▶ GIVEN INFORMATION

§

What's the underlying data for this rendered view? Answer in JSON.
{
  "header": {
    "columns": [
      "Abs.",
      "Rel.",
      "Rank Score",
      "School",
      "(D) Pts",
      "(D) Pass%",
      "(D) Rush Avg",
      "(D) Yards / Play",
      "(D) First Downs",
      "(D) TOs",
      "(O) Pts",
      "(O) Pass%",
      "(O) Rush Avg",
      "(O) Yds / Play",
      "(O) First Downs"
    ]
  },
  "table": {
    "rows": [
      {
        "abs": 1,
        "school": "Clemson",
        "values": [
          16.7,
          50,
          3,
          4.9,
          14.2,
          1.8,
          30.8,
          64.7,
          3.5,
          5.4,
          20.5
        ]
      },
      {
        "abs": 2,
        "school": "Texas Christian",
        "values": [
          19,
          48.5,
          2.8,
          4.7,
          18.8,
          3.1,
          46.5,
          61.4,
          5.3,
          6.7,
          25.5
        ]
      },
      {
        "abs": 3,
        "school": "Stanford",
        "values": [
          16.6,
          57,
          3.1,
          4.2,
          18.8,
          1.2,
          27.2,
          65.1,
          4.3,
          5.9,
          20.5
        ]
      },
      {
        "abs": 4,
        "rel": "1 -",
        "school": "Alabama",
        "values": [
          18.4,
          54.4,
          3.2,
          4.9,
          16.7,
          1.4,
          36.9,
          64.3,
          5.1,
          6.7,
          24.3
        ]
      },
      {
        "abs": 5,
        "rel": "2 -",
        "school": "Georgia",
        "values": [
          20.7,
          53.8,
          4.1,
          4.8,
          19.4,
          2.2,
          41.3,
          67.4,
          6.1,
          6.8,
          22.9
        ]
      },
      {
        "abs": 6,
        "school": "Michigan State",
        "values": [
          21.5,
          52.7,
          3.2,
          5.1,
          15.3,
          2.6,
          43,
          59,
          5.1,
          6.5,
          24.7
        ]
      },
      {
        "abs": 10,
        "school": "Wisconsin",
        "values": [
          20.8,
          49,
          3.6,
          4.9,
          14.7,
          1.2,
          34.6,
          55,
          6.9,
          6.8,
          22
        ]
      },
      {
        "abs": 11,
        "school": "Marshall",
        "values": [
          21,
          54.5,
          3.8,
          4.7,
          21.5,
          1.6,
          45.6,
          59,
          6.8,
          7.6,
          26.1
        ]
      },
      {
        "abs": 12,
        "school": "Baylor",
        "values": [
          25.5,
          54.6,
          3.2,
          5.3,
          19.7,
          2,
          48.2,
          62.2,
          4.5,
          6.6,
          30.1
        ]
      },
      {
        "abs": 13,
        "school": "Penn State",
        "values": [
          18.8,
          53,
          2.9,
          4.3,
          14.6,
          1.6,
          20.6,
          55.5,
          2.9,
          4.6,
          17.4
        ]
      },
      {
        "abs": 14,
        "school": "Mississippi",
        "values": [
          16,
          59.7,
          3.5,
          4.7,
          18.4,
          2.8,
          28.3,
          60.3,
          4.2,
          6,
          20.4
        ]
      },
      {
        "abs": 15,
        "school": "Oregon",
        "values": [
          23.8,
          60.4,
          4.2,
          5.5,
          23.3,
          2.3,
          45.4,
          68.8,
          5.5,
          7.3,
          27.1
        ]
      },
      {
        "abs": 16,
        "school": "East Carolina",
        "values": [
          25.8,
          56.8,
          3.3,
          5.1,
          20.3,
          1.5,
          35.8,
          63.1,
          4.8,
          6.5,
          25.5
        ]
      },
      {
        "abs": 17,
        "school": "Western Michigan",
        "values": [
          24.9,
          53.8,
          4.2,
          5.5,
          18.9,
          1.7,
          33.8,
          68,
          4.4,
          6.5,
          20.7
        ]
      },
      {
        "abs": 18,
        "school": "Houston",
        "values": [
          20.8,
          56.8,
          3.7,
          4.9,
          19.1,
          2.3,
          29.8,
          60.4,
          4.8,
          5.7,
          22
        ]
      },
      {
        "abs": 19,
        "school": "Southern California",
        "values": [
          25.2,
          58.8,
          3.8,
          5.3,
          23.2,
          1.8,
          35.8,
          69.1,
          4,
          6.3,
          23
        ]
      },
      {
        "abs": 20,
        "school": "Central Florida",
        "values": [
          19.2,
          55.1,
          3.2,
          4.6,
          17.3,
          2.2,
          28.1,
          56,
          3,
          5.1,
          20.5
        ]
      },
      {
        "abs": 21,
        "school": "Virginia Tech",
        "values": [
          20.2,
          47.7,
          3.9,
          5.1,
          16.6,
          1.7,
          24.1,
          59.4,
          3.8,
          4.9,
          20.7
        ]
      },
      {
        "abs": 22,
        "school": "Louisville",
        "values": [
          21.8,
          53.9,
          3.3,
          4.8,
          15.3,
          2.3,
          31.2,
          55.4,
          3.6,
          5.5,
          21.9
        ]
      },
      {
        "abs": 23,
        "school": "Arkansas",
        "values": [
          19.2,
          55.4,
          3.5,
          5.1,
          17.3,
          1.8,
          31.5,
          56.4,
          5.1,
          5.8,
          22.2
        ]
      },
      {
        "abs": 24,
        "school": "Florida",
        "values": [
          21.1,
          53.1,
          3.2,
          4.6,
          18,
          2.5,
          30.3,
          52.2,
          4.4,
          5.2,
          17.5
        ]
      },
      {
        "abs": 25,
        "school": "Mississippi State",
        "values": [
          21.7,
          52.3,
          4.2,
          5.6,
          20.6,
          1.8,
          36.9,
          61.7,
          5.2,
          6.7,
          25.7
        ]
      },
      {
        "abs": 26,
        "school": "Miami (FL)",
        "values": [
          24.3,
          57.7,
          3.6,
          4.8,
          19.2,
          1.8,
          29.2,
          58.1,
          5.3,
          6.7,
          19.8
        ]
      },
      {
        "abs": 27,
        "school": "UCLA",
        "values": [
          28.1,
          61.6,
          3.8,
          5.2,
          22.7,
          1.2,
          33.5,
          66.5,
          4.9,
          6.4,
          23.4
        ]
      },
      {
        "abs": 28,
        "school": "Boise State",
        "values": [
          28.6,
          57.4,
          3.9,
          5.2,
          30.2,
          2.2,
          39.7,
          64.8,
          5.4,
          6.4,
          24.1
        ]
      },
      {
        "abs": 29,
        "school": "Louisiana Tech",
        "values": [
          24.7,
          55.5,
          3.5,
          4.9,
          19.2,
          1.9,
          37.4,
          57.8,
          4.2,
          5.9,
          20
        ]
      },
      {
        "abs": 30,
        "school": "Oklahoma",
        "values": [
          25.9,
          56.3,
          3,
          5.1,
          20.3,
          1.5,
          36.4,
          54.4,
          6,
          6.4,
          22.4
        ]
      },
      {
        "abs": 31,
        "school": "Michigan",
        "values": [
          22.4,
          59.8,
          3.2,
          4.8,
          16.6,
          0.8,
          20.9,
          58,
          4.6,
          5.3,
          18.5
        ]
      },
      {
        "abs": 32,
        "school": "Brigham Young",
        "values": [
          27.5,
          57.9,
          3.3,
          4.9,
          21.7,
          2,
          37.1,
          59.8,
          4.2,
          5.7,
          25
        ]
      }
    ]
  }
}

§

▶ WHAT NEEDS TO BE DONE
Your task is to reproduce the whole listing exactly.

▶ RIGHT ANSWER
What's the underlying data for this rendered view? Answer in JSON.
{
  "header": {
    "columns": [
      "Abs.",
      "Rel.",
      "Rank Score",
      "School",
      "(D) Pts",
      "(D) Pass%",
      "(D) Rush Avg",
      "(D) Yards / Play",
      "(D) First Downs",
      "(D) TOs",
      "(O) Pts",
      "(O) Pass%",
      "(O) Rush Avg",
      "(O) Yds / Play",
      "(O) First Downs"
    ]
  },
  "table": {
    "rows": [
      {
        "abs": 1,
        "school": "Clemson",
        "values": [
          16.7,
          50,
          3,
          4.9,
          14.2,
          1.8,
          30.8,
          64.7,
          3.5,
          5.4,
          20.5
        ]
      },
      {
        "abs": 2,
        "school": "Texas Christian",
        "values": [
          19,
          48.5,
          2.8,
          4.7,
          18.8,
          3.1,
          46.5,
          61.4,
          5.3,
          6.7,
          25.5
        ]
      },
      {
        "abs": 3,
        "school": "Stanford",
        "values": [
          16.6,
          57,
          3.1,
          4.2,
          18.8,
          1.2,
          27.2,
          65.1,
          4.3,
          5.9,
          20.5
        ]
      },
      {
        "abs": 4,
        "rel": "1 -",
        "school": "Alabama",
        "values": [
          18.4,
          54.4,
          3.2,
          4.9,
          16.7,
          1.4,
          36.9,
          64.3,
          5.1,
          6.7,
          24.3
        ]
      },
      {
        "abs": 5,
        "rel": "2 -",
        "school": "Georgia",
        "values": [
          20.7,
          53.8,
          4.1,
          4.8,
          19.4,
          2.2,
          41.3,
          67.4,
          6.1,
          6.8,
          22.9
        ]
      },
      {
        "abs": 6,
        "school": "Michigan State",
        "values": [
          21.5,
          52.7,
          3.2,
          5.1,
          15.3,
          2.6,
          43,
          59,
          5.1,
          6.5,
          24.7
        ]
      },
      {
        "abs": 10,
        "school": "Wisconsin",
        "values": [
          20.8,
          49,
          3.6,
          4.9,
          14.7,
          1.2,
          34.6,
          55,
          6.9,
          6.8,
          22
        ]
      },
      {
        "abs": 11,
        "school": "Marshall",
        "values": [
          21,
          54.5,
          3.8,
          4.7,
          21.5,
          1.6,
          45.6,
          59,
          6.8,
          7.6,
          26.1
        ]
      },
      {
        "abs": 12,
        "school": "Baylor",
        "values": [
          25.5,
          54.6,
          3.2,
          5.3,
          19.7,
          2,
          48.2,
          62.2,
          4.5,
          6.6,
          30.1
        ]
      },
      {
        "abs": 13,
        "school": "Penn State",
        "values": [
          18.8,
          53,
          2.9,
          4.3,
          14.6,
          1.6,
          20.6,
          55.5,
          2.9,
          4.6,
          17.4
        ]
      },
      {
        "abs": 14,
        "school": "Mississippi",
        "values": [
          16,
          59.7,
          3.5,
          4.7,
          18.4,
          2.8,
          28.3,
          60.3,
          4.2,
          6,
          20.4
        ]
      },
      {
        "abs": 15,
        "school": "Oregon",
        "values": [
          23.8,
          60.4,
          4.2,
          5.5,
          23.3,
          2.3,
          45.4,
          68.8,
          5.5,
          7.3,
          27.1
        ]
      },
      {
        "abs": 16,
        "school": "East Carolina",
        "values": [
          25.8,
          56.8,
          3.3,
          5.1,
          20.3,
          1.5,
          35.8,
          63.1,
          4.8,
          6.5,
          25.5
        ]
      },
      {
        "abs": 17,
        "school": "Western Michigan",
        "values": [
          24.9,
          53.8,
          4.2,
          5.5,
          18.9,
          1.7,
          33.8,
          68,
          4.4,
          6.5,
          20.7
        ]
      },
      {
        "abs": 18,
        "school": "Houston",
        "values": [
          20.8,
          56.8,
          3.7,
          4.9,
          19.1,
          2.3,
          29.8,
          60.4,
          4.8,
          5.7,
          22
        ]
      },
      {
        "abs": 19,
        "school": "Southern California",
        "values": [
          25.2,
          58.8,
          3.8,
          5.3,
          23.2,
          1.8,
          35.8,
          69.1,
          4,
          6.3,
          23
        ]
      },
      {
        "abs": 20,
        "school": "Central Florida",
        "values": [
          19.2,
          55.1,
          3.2,
          4.6,
          17.3,
          2.2,
          28.1,
          56,
          3,
          5.1,
          20.5
        ]
      },
      {
        "abs": 21,
        "school": "Virginia Tech",
        "values": [
          20.2,
          47.7,
          3.9,
          5.1,
          16.6,
          1.7,
          24.1,
          59.4,
          3.8,
          4.9,
          20.7
        ]
      },
      {
        "abs": 22,
        "school": "Louisville",
        "values": [
          21.8,
          53.9,
          3.3,
          4.8,
          15.3,
          2.3,
          31.2,
          55.4,
          3.6,
          5.5,
          21.9
        ]
      },
      {
        "abs": 23,
        "school": "Arkansas",
        "values": [
          19.2,
          55.4,
          3.5,
          5.1,
          17.3,
          1.8,
          31.5,
          56.4,
          5.1,
          5.8,
          22.2
        ]
      },
      {
        "abs": 24,
        "school": "Florida",
        "values": [
          21.1,
          53.1,
          3.2,
          4.6,
          18,
          2.5,
          30.3,
          52.2,
          4.4,
          5.2,
          17.5
        ]
      },
      {
        "abs": 25,
        "school": "Mississippi State",
        "values": [
          21.7,
          52.3,
          4.2,
          5.6,
          20.6,
          1.8,
          36.9,
          61.7,
          5.2,
          6.7,
          25.7
        ]
      },
      {
        "abs": 26,
        "school": "Miami (FL)",
        "values": [
          24.3,
          57.7,
          3.6,
          4.8,
          19.2,
          1.8,
          29.2,
          58.1,
          5.3,
          6.7,
          19.8
        ]
      },
      {
        "abs": 27,
        "school": "UCLA",
        "values": [
          28.1,
          61.6,
          3.8,
          5.2,
          22.7,
          1.2,
          33.5,
          66.5,
          4.9,
          6.4,
          23.4
        ]
      },
      {
        "abs": 28,
        "school": "Boise State",
        "values": [
          28.6,
          57.4,
          3.9,
          5.2,
          30.2,
          2.2,
          39.7,
          64.8,
          5.4,
          6.4,
          24.1
        ]
      },
      {
        "abs": 29,
        "school": "Louisiana Tech",
        "values": [
          24.7,
          55.5,
          3.5,
          4.9,
          19.2,
          1.9,
          37.4,
          57.8,
          4.2,
          5.9,
          20
        ]
      },
      {
        "abs": 30,
        "school": "Oklahoma",
        "values": [
          25.9,
          56.3,
          3,
          5.1,
          20.3,
          1.5,
          36.4,
          54.4,
          6,
          6.4,
          22.4
        ]
      },
      {
        "abs": 31,
        "school": "Michigan",
        "values": [
          22.4,
          59.8,
          3.2,
          4.8,
          16.6,
          0.8,
          20.9,
          58,
          4.6,
          5.3,
          18.5
        ]
      },
      {
        "abs": 32,
        "school": "Brigham Young",
        "values": [
          27.5,
          57.9,
          3.3,
          4.9,
          21.7,
          2,
          37.1,
          59.8,
          4.2,
          5.7,
          25
        ]
      }
    ]
  }
}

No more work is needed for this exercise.